▶ Exercise prompt:
Put the lines below into a numbered list, starting at the line that contains "logo: agency name: Vietnam" and ending at the line that contains "lotus seed pod: right". Include both of those lines and leave out any blank ones.
--- START OF Record set ---
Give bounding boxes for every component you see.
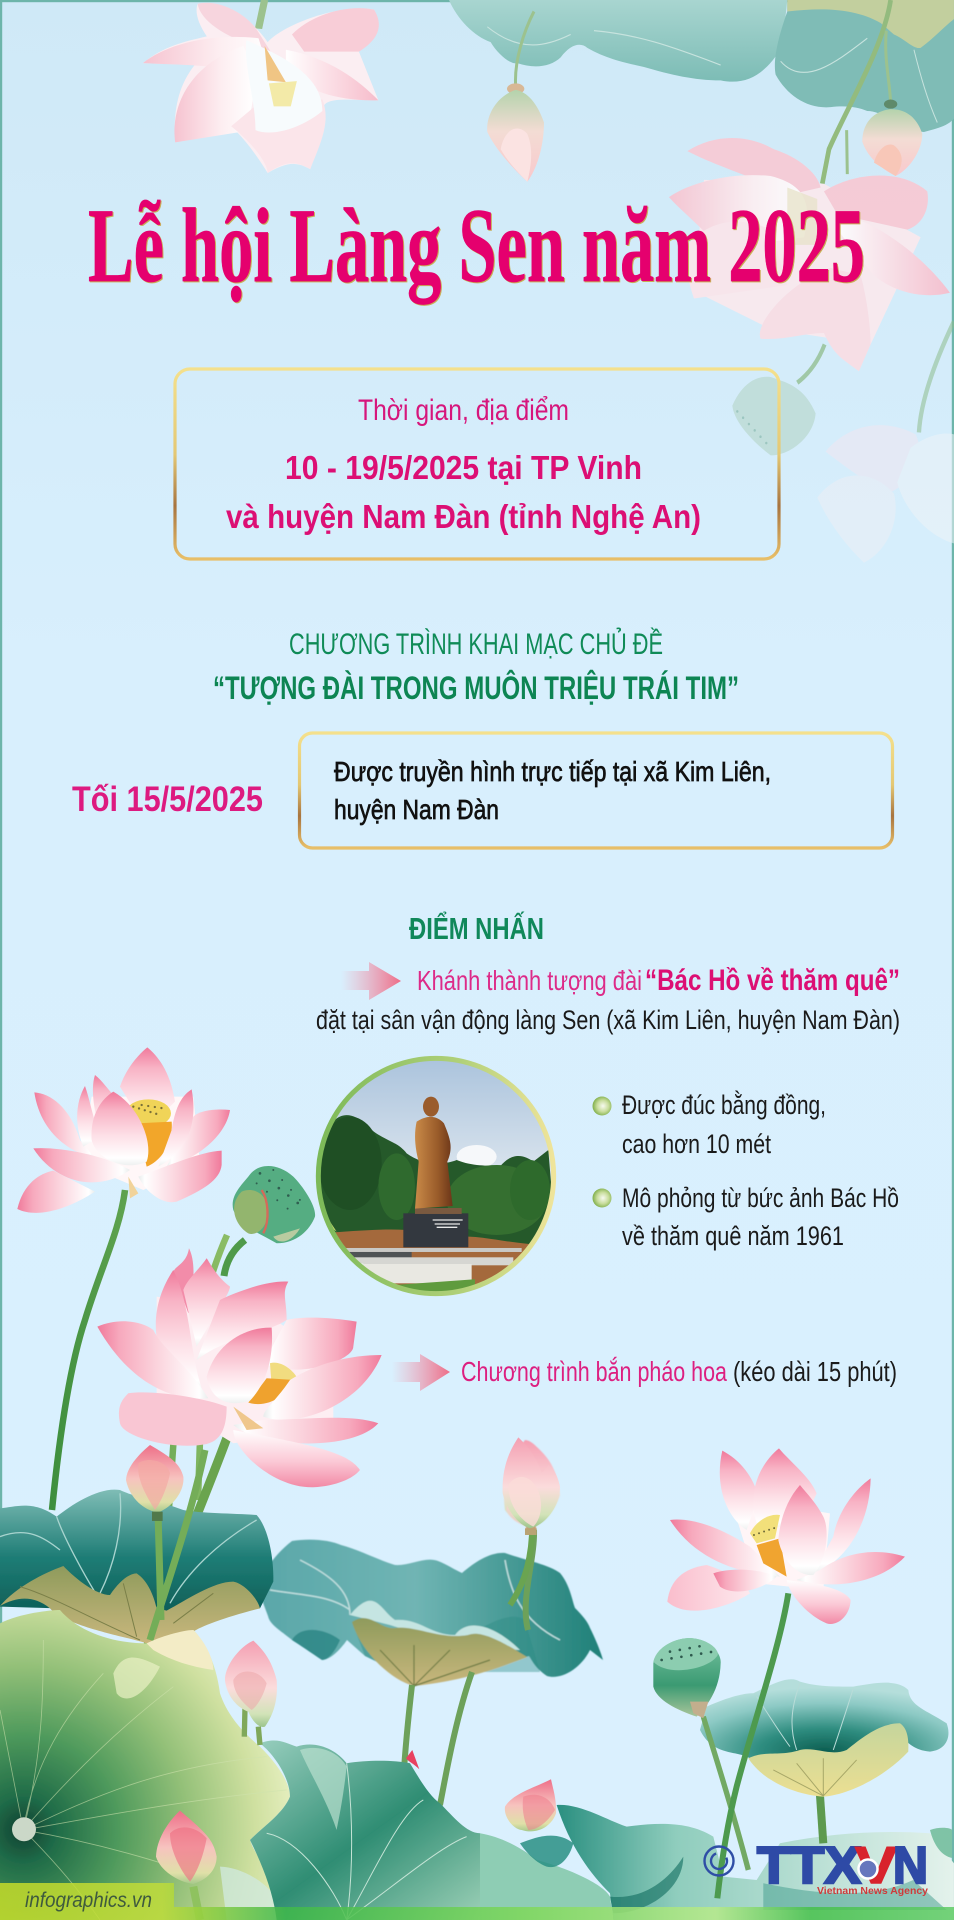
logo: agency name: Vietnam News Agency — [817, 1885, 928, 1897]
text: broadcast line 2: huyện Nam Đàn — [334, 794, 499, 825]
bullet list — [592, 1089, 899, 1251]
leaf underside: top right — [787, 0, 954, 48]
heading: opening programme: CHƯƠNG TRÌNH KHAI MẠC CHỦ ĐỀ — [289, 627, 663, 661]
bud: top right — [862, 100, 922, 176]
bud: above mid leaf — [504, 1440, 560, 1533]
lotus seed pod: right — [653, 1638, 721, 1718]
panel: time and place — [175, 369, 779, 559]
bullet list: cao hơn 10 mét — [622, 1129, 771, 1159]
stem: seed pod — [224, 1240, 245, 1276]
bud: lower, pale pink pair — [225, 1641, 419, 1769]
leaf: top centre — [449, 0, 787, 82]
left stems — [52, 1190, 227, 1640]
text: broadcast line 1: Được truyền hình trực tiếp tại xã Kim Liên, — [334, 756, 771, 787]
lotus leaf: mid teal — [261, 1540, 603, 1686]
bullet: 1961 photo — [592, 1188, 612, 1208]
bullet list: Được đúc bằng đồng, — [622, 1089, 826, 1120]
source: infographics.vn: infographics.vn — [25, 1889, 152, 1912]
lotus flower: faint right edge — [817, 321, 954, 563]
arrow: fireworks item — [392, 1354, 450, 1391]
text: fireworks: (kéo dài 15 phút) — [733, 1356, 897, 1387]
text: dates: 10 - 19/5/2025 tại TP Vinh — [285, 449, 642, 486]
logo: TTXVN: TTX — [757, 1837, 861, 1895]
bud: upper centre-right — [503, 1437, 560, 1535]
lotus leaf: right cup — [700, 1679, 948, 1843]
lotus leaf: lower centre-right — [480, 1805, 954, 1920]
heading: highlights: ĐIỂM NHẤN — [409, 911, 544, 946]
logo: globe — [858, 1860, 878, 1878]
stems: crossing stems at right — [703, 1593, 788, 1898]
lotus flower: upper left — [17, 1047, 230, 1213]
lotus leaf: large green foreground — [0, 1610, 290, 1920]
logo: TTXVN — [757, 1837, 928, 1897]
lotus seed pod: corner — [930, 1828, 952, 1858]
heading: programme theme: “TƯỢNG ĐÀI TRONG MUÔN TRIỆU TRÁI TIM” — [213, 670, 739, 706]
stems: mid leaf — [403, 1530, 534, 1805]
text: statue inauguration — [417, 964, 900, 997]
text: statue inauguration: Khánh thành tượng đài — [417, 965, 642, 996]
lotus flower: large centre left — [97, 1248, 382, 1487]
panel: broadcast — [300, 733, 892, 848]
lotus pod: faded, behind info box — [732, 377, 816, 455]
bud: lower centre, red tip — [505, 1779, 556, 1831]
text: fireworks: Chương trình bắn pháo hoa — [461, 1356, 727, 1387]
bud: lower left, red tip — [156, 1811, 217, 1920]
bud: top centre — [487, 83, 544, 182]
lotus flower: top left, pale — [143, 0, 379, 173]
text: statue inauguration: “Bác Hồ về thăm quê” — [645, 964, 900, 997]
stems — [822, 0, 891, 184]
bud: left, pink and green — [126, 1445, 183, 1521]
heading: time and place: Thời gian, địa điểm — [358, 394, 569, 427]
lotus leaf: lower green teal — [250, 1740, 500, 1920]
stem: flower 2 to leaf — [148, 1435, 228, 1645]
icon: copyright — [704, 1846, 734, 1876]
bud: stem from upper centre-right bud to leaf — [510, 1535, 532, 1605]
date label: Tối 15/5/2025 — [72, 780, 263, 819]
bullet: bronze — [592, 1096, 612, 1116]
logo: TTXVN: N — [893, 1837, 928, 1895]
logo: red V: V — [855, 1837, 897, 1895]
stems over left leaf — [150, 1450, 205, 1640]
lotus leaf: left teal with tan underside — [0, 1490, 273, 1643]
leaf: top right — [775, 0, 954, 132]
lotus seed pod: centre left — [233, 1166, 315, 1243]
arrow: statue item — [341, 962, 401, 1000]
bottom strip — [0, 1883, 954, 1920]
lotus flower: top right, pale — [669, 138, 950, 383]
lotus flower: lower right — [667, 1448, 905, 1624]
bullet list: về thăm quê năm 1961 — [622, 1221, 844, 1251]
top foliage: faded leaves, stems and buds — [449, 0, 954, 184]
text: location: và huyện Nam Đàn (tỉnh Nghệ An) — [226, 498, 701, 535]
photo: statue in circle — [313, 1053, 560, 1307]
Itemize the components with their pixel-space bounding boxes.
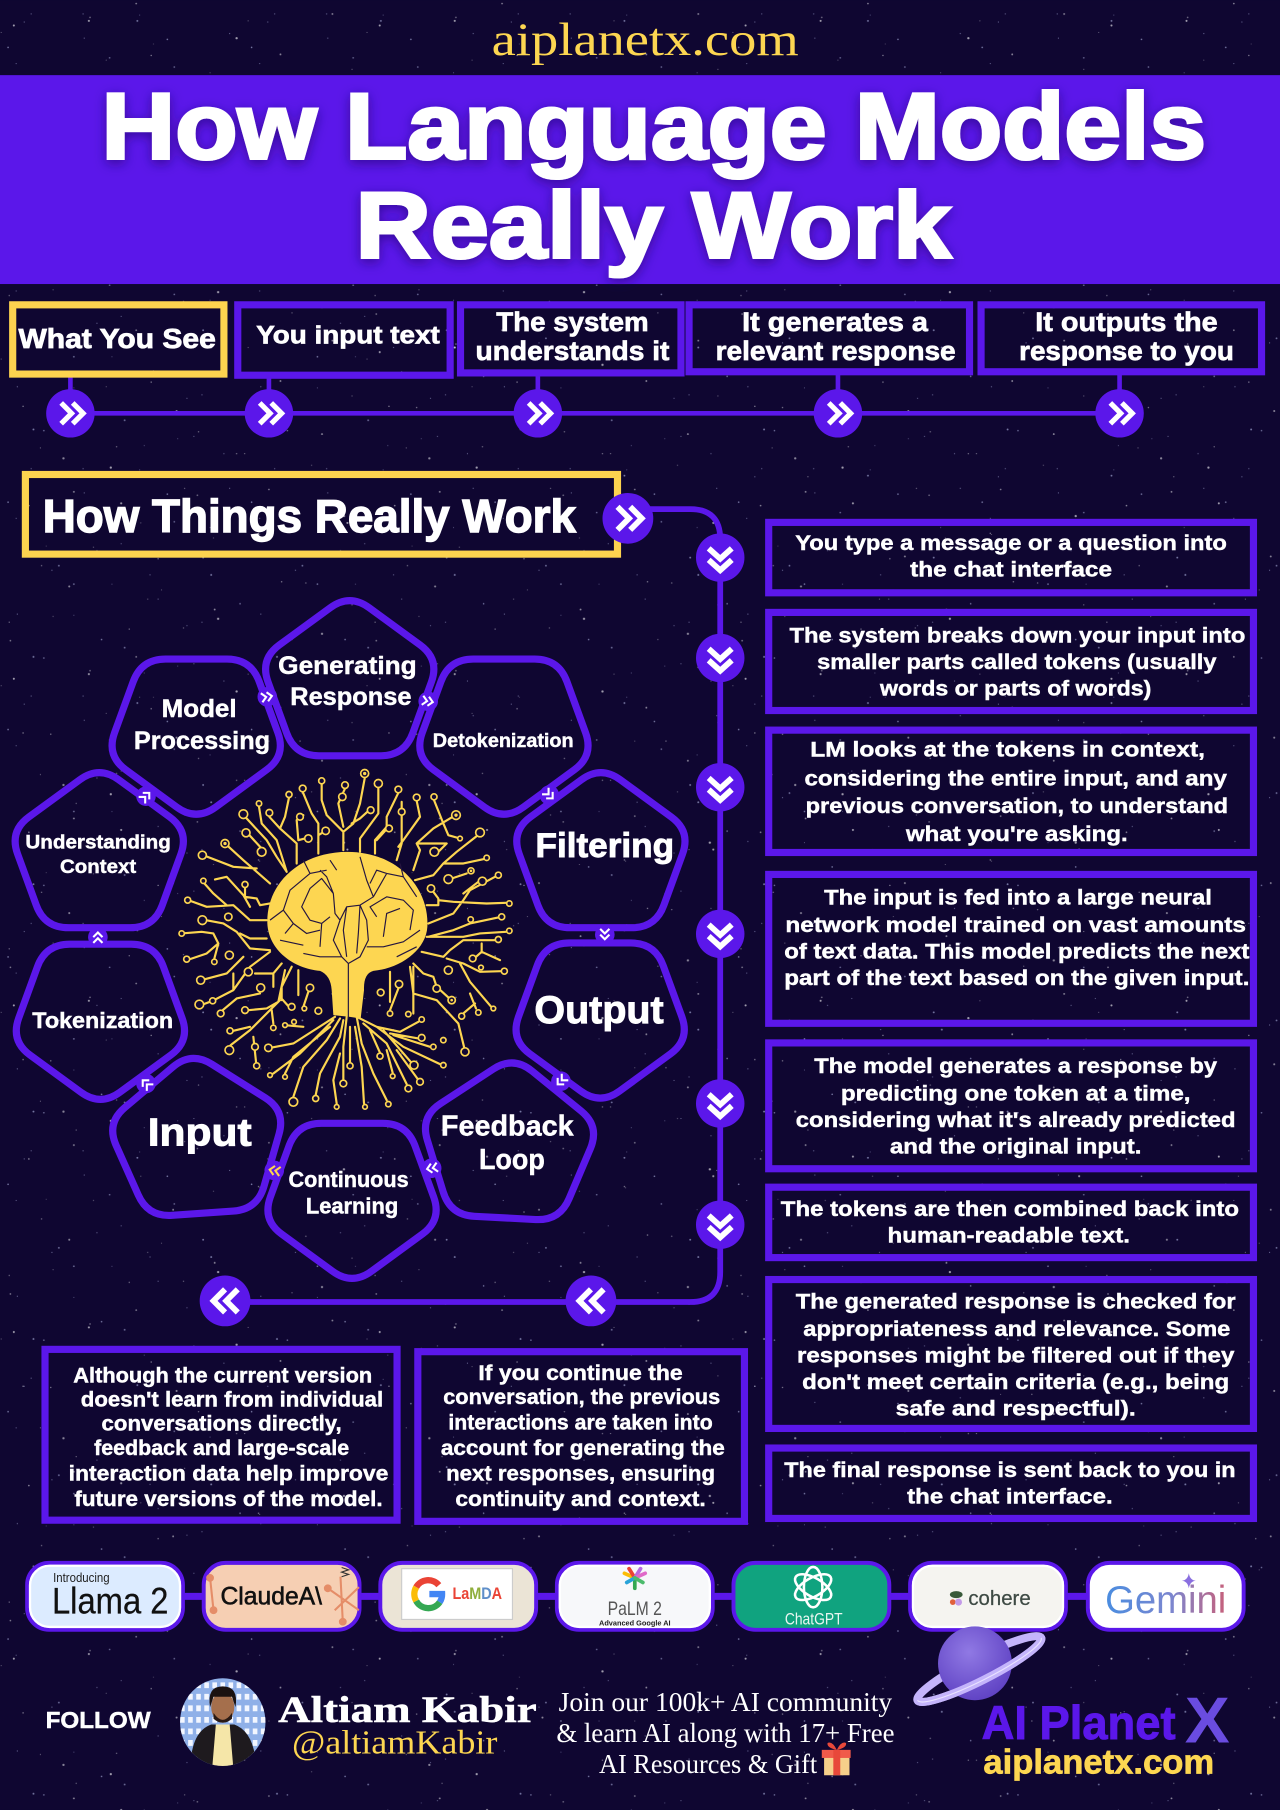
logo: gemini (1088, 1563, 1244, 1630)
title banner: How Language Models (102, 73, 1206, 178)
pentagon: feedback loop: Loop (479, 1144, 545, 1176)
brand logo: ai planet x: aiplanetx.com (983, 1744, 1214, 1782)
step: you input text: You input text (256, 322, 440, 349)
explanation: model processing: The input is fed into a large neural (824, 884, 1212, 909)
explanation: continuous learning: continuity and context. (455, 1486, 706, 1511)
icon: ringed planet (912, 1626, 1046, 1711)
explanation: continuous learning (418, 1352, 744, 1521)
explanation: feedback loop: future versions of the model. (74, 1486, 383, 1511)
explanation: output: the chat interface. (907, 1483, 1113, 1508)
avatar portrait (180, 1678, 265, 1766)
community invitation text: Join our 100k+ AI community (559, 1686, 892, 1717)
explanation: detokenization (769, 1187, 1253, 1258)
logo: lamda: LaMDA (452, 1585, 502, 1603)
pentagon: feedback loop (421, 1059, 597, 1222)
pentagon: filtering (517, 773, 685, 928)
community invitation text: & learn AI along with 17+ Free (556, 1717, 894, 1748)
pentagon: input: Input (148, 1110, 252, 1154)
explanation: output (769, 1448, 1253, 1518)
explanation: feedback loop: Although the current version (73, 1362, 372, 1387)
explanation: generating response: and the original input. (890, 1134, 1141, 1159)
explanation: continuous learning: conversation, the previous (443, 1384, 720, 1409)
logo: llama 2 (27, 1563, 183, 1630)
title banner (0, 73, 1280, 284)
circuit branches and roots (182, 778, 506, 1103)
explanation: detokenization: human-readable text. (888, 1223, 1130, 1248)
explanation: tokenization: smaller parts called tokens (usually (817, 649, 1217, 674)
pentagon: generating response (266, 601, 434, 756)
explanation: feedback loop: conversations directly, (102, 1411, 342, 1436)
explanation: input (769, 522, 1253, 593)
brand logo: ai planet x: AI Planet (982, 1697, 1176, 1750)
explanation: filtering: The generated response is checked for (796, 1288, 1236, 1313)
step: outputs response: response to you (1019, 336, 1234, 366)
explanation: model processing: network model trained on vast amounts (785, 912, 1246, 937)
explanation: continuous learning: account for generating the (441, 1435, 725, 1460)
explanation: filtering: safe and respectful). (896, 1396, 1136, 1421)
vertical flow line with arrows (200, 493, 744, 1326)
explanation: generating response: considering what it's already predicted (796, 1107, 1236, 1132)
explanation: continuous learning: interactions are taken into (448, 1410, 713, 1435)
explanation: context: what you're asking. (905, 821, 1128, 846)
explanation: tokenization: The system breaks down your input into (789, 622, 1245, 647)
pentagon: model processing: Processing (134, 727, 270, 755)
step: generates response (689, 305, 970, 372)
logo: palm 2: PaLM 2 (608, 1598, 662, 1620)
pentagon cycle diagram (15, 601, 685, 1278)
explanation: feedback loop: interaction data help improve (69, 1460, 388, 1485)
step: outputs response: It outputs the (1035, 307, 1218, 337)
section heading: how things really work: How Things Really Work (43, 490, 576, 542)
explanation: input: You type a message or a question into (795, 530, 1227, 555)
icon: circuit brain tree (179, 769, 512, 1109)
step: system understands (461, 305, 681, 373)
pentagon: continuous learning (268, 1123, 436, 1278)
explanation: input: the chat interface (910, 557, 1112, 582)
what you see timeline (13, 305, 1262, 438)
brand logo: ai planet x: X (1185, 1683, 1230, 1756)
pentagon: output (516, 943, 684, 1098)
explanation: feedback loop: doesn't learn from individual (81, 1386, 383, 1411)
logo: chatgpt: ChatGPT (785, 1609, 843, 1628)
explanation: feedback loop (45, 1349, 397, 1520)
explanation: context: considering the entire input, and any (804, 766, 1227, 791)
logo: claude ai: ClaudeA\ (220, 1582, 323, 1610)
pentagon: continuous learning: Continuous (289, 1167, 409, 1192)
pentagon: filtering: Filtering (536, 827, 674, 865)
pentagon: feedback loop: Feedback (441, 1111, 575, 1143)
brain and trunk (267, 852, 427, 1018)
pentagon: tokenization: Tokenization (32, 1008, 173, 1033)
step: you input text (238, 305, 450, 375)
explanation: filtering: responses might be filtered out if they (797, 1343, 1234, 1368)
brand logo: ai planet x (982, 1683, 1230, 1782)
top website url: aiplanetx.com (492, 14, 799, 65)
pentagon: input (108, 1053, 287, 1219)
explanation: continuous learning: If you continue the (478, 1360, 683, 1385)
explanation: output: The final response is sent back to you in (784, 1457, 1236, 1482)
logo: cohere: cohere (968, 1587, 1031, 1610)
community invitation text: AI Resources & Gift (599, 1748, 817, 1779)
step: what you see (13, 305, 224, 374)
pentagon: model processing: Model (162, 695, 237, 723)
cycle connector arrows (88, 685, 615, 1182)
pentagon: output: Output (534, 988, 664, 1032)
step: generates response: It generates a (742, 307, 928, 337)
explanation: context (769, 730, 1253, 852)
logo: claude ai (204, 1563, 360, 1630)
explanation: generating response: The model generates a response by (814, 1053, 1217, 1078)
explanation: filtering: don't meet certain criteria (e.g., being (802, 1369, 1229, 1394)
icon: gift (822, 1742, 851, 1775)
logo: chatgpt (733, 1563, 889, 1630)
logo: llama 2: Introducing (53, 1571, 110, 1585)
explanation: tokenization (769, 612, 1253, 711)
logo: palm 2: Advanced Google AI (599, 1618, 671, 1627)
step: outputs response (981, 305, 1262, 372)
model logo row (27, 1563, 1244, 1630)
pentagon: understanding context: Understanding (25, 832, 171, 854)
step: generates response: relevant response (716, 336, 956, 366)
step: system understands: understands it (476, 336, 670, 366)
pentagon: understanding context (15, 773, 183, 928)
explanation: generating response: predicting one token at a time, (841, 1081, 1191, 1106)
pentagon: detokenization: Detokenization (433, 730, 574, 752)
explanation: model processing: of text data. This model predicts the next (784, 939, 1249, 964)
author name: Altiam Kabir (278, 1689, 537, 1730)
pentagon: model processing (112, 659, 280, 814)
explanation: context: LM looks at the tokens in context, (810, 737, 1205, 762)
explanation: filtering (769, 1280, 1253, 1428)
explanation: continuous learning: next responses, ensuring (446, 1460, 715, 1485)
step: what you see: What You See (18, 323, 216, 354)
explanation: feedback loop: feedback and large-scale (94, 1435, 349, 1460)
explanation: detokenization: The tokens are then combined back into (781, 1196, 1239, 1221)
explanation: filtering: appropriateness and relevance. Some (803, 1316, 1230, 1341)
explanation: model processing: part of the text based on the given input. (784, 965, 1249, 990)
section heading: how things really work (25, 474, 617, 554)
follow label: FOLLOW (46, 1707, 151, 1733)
--- END OF Record set ---
▶ Reply:
1. logo: agency name: Vietnam News Agency — [817, 1885, 928, 1897]
2. text: broadcast line 2: huyện Nam Đàn — [334, 794, 499, 825]
3. bullet list — [592, 1089, 899, 1251]
4. leaf underside: top right — [787, 0, 954, 48]
5. heading: opening programme: CHƯƠNG TRÌNH KHAI MẠC CHỦ ĐỀ — [289, 627, 663, 661]
6. bud: top right — [862, 100, 922, 176]
7. bud: above mid leaf — [504, 1440, 560, 1533]
8. lotus seed pod: right — [653, 1638, 721, 1718]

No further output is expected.